Pull every line holding the string "Assistant" from the records below.
+ + + + +
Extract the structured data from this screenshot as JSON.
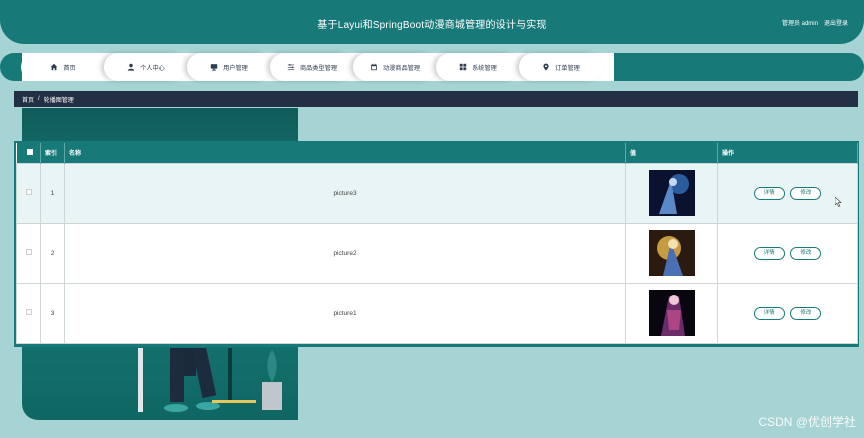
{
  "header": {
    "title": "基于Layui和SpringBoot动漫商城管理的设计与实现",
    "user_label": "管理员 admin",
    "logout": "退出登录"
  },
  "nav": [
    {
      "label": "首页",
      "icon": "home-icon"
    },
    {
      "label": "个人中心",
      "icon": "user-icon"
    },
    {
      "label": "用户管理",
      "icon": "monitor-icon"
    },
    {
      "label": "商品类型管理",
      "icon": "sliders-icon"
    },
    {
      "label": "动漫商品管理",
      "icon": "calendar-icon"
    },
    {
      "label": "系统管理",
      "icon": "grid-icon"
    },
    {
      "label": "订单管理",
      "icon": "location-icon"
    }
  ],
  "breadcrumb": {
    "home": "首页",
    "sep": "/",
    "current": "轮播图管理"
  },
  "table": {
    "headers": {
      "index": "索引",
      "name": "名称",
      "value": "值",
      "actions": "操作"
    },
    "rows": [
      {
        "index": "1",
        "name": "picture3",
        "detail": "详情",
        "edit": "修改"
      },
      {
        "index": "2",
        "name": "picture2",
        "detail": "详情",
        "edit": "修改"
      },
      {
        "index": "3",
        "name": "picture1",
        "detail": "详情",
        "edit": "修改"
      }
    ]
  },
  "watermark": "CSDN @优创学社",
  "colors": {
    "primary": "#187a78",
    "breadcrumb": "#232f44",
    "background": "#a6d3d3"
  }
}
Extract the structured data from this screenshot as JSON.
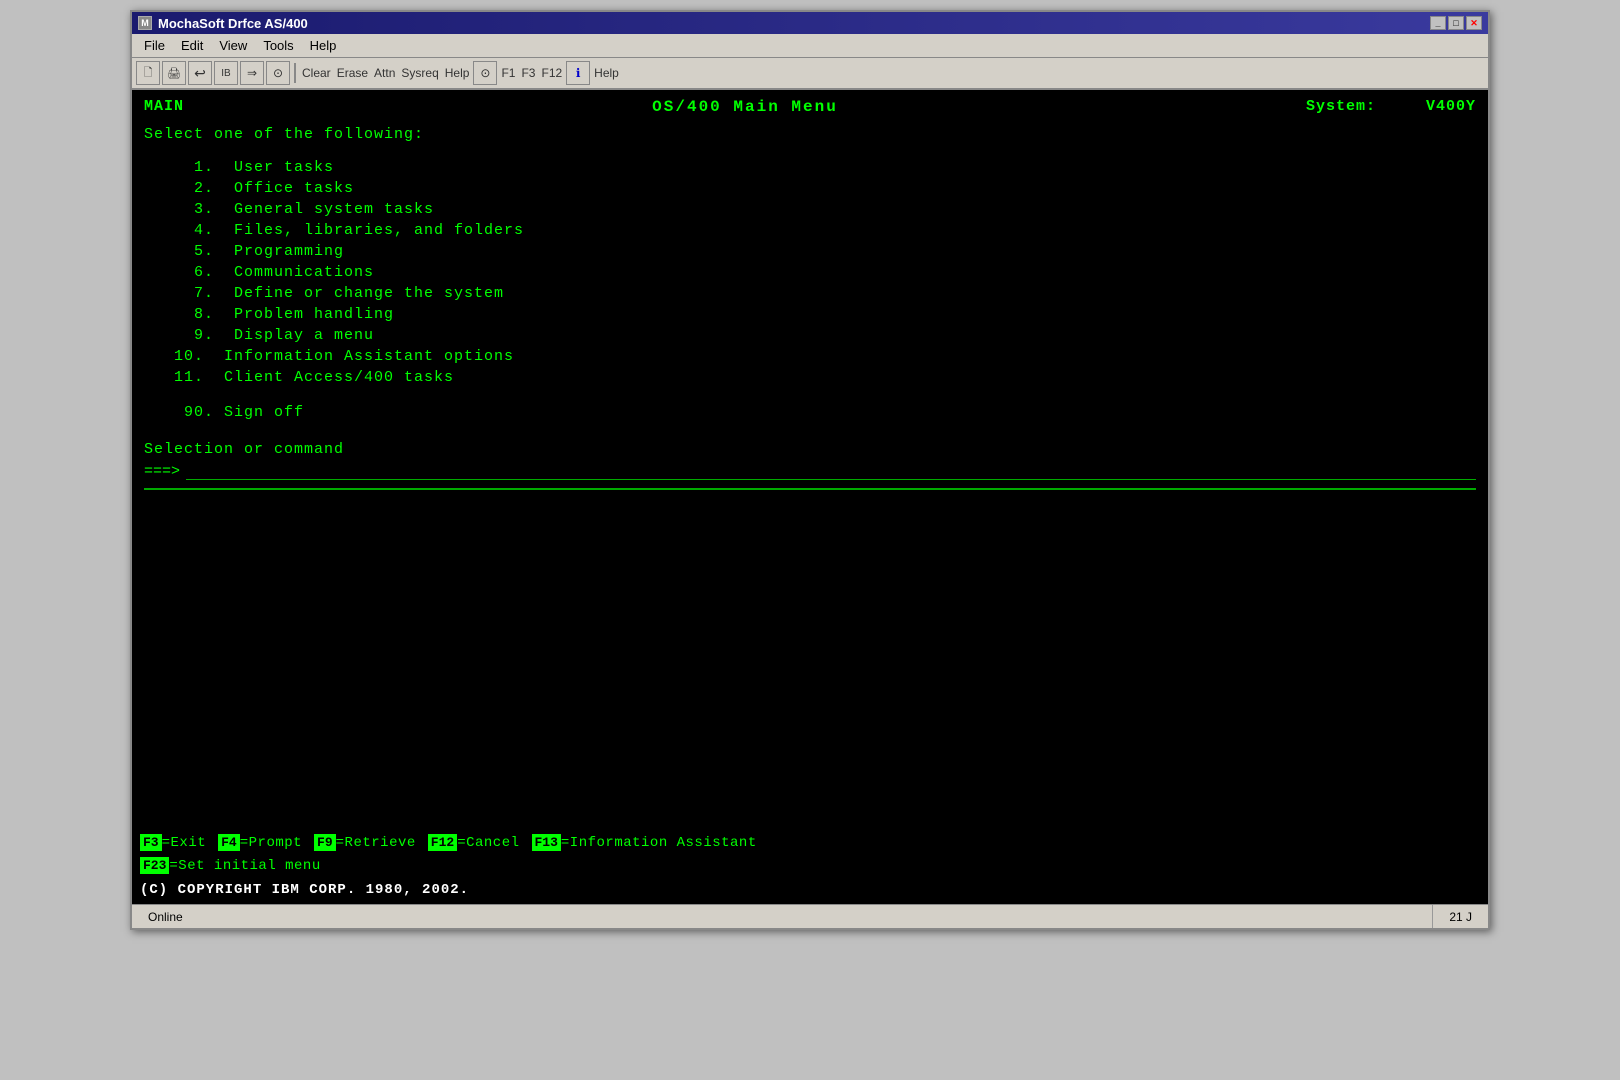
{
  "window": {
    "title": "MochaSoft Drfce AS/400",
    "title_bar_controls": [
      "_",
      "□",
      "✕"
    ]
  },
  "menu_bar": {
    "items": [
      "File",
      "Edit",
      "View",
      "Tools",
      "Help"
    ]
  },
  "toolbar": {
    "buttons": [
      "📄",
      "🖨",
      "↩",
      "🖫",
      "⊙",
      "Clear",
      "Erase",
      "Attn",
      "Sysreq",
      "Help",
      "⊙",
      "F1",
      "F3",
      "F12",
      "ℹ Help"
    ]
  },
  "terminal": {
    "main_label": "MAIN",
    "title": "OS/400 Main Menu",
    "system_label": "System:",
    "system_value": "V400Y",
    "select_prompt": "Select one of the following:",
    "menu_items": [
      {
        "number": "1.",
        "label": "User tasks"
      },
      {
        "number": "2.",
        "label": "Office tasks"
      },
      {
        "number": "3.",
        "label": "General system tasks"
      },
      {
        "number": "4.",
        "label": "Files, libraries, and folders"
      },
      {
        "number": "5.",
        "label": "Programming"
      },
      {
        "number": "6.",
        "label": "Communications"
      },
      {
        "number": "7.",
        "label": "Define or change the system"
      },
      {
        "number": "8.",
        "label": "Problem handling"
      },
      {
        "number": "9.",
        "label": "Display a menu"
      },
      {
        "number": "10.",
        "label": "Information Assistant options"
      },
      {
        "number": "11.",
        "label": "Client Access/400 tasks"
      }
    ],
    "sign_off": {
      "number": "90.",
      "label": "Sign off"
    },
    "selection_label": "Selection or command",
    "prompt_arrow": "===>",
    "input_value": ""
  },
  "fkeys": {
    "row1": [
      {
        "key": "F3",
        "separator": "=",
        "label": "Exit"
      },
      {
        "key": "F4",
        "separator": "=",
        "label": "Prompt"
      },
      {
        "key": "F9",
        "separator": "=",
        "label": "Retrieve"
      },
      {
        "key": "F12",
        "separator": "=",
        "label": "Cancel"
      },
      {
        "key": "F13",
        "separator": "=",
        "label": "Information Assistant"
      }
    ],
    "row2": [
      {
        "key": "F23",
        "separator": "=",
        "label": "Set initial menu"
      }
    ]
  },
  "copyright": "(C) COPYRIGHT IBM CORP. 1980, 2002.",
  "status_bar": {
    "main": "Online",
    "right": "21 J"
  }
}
+ + + + +
**Exercise output**.
        "label": "Information Assistant options"
        "label": "Information Assistant"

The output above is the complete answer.